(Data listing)
****

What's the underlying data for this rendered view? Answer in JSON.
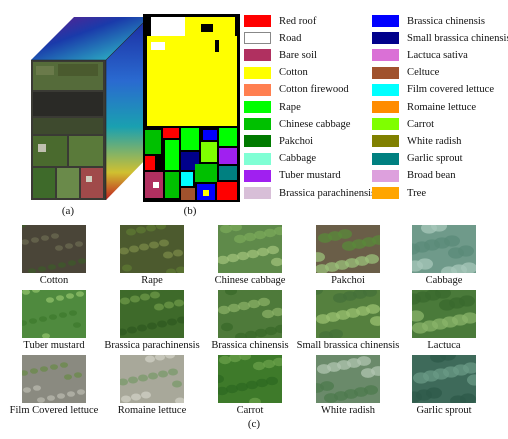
{
  "panel_labels": {
    "a": "(a)",
    "b": "(b)",
    "c": "(c)"
  },
  "legend_left": [
    {
      "label": "Red roof",
      "color": "#ff0000"
    },
    {
      "label": "Road",
      "color": "#ffffff"
    },
    {
      "label": "Bare soil",
      "color": "#b03060"
    },
    {
      "label": "Cotton",
      "color": "#ffff00"
    },
    {
      "label": "Cotton firewood",
      "color": "#ff7f50"
    },
    {
      "label": "Rape",
      "color": "#00ff00"
    },
    {
      "label": "Chinese cabbage",
      "color": "#00c000"
    },
    {
      "label": "Pakchoi",
      "color": "#007a00"
    },
    {
      "label": "Cabbage",
      "color": "#7fffd4"
    },
    {
      "label": "Tuber mustard",
      "color": "#a020f0"
    },
    {
      "label": "Brassica parachinensis",
      "color": "#d8bfd8"
    }
  ],
  "legend_right": [
    {
      "label": "Brassica chinensis",
      "color": "#0000ff"
    },
    {
      "label": "Small brassica chinensis",
      "color": "#00008b"
    },
    {
      "label": "Lactuca sativa",
      "color": "#da70d6"
    },
    {
      "label": "Celtuce",
      "color": "#a0522d"
    },
    {
      "label": "Film covered lettuce",
      "color": "#00ffff"
    },
    {
      "label": "Romaine lettuce",
      "color": "#ff8c00"
    },
    {
      "label": "Carrot",
      "color": "#7fff00"
    },
    {
      "label": "White radish",
      "color": "#808000"
    },
    {
      "label": "Garlic sprout",
      "color": "#008080"
    },
    {
      "label": "Broad bean",
      "color": "#dda0dd"
    },
    {
      "label": "Tree",
      "color": "#ffa500"
    }
  ],
  "photos": [
    {
      "caption": "Cotton",
      "base": "#4a4538",
      "accent": "#6b6a50",
      "leaf": "#3e5a2a"
    },
    {
      "caption": "Rape",
      "base": "#4c5a2e",
      "accent": "#7a8a48",
      "leaf": "#5d7a33"
    },
    {
      "caption": "Chinese cabbage",
      "base": "#5f8a4a",
      "accent": "#9fc07a",
      "leaf": "#7aa85a"
    },
    {
      "caption": "Pakchoi",
      "base": "#6a5e48",
      "accent": "#9bc07a",
      "leaf": "#5a8a3a"
    },
    {
      "caption": "Cabbage",
      "base": "#6f9a8a",
      "accent": "#a7c7b9",
      "leaf": "#5a8a78"
    },
    {
      "caption": "Tuber mustard",
      "base": "#4f8a3e",
      "accent": "#8fc06a",
      "leaf": "#3e7a2e"
    },
    {
      "caption": "Brassica parachinensis",
      "base": "#3e6a2a",
      "accent": "#6e9a48",
      "leaf": "#2f5a20"
    },
    {
      "caption": "Brassica chinensis",
      "base": "#4e7a3a",
      "accent": "#8ab066",
      "leaf": "#3a6a2a"
    },
    {
      "caption": "Small brassica chinensis",
      "base": "#55803e",
      "accent": "#9ac070",
      "leaf": "#44703a"
    },
    {
      "caption": "Lactuca",
      "base": "#4a7a3a",
      "accent": "#8ab46a",
      "leaf": "#3a6a2e"
    },
    {
      "caption": "Film Covered lettuce",
      "base": "#8a8a80",
      "accent": "#b8b8ae",
      "leaf": "#6a8a4a"
    },
    {
      "caption": "Romaine lettuce",
      "base": "#a8a89a",
      "accent": "#d0d0c4",
      "leaf": "#7a9a6a"
    },
    {
      "caption": "Carrot",
      "base": "#3e7a2a",
      "accent": "#6aa04a",
      "leaf": "#2e6a22"
    },
    {
      "caption": "White radish",
      "base": "#6a8a6a",
      "accent": "#b0c4b0",
      "leaf": "#4e7a4e"
    },
    {
      "caption": "Garlic sprout",
      "base": "#3e6a5a",
      "accent": "#6a9a86",
      "leaf": "#2e5a4a"
    }
  ]
}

****

Exercise directions: Pick out all the lines with the word "Small" in them and copy them.

Solution to this problem:
      "label": "Small brassica chinensis",
      "caption": "Small brassica chinensis",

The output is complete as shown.